Exercise materials -
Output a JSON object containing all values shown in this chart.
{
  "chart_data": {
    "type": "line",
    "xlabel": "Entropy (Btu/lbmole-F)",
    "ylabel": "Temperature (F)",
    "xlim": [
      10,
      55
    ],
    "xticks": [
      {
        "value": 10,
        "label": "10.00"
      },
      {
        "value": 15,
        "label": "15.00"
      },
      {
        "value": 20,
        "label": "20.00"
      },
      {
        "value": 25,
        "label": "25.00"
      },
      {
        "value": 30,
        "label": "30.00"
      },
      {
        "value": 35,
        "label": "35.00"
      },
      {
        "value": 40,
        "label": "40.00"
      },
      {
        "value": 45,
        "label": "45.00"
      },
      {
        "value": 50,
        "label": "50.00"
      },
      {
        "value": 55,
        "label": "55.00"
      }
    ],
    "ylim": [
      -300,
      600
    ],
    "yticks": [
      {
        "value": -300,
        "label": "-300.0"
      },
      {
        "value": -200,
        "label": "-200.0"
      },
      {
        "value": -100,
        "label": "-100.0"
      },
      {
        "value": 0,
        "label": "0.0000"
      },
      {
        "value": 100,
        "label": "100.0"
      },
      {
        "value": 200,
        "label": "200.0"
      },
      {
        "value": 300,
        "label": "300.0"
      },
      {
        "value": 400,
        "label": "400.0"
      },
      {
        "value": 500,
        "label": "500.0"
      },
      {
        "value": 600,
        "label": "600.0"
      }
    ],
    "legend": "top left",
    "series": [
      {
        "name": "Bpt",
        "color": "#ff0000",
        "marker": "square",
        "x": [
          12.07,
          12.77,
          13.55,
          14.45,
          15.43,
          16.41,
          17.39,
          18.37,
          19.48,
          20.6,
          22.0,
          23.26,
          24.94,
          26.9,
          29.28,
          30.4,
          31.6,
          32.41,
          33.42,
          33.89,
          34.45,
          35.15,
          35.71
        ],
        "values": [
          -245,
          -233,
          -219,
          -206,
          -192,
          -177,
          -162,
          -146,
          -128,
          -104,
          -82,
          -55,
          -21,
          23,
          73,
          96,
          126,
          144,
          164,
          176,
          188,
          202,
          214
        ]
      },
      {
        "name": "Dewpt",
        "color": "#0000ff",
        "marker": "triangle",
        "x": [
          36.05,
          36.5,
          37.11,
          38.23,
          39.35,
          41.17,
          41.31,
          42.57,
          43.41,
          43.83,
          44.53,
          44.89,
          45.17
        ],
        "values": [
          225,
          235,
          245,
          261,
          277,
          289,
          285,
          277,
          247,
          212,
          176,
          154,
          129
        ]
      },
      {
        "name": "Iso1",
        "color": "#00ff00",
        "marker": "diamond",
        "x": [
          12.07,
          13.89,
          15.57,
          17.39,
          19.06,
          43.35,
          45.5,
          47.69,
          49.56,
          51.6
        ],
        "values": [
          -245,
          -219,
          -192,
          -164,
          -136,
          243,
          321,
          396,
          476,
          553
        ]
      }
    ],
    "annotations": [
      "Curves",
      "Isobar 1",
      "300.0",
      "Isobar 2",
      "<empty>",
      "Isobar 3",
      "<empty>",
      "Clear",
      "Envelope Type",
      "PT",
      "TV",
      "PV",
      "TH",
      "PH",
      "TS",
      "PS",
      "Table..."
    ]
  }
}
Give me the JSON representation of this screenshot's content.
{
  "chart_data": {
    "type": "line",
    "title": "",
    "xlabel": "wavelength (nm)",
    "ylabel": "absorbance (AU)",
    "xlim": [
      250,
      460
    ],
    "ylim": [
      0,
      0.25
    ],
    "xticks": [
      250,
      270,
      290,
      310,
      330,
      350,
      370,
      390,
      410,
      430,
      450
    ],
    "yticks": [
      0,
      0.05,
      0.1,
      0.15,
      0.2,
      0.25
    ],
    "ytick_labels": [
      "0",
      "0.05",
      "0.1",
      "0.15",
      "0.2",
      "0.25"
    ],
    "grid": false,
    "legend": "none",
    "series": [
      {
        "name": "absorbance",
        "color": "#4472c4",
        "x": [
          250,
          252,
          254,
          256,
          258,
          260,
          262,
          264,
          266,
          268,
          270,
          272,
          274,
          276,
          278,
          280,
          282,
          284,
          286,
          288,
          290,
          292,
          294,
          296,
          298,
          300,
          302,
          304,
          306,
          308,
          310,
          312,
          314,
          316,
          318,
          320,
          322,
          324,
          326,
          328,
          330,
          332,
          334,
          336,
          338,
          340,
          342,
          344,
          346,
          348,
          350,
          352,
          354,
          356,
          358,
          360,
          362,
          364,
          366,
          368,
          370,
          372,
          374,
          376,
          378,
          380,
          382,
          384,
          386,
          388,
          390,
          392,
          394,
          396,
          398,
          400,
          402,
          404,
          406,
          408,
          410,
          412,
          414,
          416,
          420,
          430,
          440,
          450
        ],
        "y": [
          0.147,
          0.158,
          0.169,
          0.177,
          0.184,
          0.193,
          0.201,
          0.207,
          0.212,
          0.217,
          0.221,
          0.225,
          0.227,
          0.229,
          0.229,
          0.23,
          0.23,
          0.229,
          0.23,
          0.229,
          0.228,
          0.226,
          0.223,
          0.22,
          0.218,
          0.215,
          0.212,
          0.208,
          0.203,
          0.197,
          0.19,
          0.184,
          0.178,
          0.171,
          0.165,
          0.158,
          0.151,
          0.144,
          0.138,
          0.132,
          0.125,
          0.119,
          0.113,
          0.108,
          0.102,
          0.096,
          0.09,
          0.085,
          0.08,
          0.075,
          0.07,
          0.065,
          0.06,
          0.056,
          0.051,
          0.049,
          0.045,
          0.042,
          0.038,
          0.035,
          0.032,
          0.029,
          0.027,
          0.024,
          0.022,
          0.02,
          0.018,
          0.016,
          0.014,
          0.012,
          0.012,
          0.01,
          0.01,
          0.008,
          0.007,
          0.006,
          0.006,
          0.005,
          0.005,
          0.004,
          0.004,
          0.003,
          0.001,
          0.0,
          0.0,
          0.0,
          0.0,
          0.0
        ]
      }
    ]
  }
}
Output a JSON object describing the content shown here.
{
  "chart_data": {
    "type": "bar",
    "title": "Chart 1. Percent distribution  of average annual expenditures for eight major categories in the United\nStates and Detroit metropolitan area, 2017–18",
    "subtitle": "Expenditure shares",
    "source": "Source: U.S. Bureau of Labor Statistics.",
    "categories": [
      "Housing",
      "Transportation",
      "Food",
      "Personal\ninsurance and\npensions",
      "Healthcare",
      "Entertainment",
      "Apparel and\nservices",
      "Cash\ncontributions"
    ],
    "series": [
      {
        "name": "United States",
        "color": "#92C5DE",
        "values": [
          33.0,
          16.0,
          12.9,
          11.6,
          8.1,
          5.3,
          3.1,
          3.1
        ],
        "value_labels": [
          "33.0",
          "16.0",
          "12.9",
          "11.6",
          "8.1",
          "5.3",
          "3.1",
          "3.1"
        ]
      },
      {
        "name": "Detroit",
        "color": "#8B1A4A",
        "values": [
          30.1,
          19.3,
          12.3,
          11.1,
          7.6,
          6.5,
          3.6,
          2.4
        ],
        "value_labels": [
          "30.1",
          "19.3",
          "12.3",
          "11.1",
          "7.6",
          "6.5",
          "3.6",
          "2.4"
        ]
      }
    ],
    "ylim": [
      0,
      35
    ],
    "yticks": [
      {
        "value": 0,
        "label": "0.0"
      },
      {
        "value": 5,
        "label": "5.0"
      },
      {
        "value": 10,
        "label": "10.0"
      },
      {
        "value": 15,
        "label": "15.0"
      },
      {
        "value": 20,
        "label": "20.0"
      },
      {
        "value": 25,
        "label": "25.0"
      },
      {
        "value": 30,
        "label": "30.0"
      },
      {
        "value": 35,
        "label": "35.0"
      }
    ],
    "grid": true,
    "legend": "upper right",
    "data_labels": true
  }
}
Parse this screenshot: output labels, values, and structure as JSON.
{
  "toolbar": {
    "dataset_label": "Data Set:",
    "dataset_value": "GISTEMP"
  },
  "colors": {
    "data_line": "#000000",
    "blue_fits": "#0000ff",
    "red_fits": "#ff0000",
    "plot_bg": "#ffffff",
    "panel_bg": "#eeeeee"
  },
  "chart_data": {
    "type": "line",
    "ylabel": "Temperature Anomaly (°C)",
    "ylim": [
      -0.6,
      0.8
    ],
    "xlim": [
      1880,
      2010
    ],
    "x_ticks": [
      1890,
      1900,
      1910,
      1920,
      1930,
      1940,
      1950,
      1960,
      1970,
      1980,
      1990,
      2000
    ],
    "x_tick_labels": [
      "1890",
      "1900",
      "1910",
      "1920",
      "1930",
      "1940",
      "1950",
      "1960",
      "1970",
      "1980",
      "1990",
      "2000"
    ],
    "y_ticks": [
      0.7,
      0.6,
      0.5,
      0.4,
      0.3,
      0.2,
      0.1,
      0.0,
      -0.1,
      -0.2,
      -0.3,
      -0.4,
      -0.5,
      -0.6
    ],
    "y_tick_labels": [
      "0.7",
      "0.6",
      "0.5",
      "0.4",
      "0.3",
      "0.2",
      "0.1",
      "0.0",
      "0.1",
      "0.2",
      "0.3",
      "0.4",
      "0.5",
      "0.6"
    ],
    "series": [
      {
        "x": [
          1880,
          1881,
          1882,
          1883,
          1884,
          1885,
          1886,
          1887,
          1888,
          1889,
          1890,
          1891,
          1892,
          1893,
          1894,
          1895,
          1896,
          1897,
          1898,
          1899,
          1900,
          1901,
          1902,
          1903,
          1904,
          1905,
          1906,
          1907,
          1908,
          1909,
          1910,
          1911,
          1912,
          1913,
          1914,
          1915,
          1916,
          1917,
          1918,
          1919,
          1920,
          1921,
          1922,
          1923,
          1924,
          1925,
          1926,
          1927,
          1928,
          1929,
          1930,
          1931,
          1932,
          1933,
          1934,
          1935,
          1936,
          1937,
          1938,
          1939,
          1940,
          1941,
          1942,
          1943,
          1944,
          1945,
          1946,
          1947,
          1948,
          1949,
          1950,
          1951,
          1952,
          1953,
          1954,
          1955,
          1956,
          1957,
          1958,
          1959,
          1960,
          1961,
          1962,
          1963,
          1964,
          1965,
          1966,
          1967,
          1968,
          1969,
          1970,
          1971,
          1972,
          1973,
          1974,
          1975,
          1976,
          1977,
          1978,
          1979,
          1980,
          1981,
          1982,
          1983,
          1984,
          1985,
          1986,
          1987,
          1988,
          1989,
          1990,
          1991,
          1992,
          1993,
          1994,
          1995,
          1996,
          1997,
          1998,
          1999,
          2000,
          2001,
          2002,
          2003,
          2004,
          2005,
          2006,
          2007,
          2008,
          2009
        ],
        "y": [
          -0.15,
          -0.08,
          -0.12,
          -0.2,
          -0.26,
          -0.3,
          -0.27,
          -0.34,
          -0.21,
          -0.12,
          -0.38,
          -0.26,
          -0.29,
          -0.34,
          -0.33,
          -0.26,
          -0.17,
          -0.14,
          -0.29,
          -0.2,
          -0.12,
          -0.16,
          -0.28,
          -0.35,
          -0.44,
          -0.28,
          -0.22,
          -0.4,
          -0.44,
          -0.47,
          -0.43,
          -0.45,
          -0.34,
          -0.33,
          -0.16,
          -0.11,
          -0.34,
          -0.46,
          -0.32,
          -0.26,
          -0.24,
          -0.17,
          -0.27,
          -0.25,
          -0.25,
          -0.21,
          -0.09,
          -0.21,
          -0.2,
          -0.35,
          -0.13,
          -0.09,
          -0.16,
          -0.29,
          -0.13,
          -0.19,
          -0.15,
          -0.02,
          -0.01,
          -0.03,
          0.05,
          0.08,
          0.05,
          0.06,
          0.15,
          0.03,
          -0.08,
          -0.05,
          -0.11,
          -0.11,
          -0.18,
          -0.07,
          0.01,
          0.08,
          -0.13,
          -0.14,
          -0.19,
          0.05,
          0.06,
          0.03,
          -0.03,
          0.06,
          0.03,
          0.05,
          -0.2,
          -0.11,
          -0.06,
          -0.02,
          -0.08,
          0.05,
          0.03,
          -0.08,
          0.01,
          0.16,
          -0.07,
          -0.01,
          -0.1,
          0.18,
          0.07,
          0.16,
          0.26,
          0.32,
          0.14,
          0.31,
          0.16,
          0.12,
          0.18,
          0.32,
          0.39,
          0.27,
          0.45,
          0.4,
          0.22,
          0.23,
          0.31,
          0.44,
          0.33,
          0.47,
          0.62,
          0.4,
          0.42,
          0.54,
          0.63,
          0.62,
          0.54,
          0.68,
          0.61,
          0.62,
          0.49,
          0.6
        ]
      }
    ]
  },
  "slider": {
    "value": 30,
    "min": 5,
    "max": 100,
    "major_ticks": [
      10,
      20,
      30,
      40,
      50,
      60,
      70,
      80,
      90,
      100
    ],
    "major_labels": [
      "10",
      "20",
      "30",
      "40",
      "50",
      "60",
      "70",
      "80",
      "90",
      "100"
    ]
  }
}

To do -
Take every line containing the word "this" and copy it.

Solution -
Output a JSON object containing all values shown in this chart.
Give me the JSON representation of this screenshot's content.
Parse this screenshot: output labels, values, and structure as JSON.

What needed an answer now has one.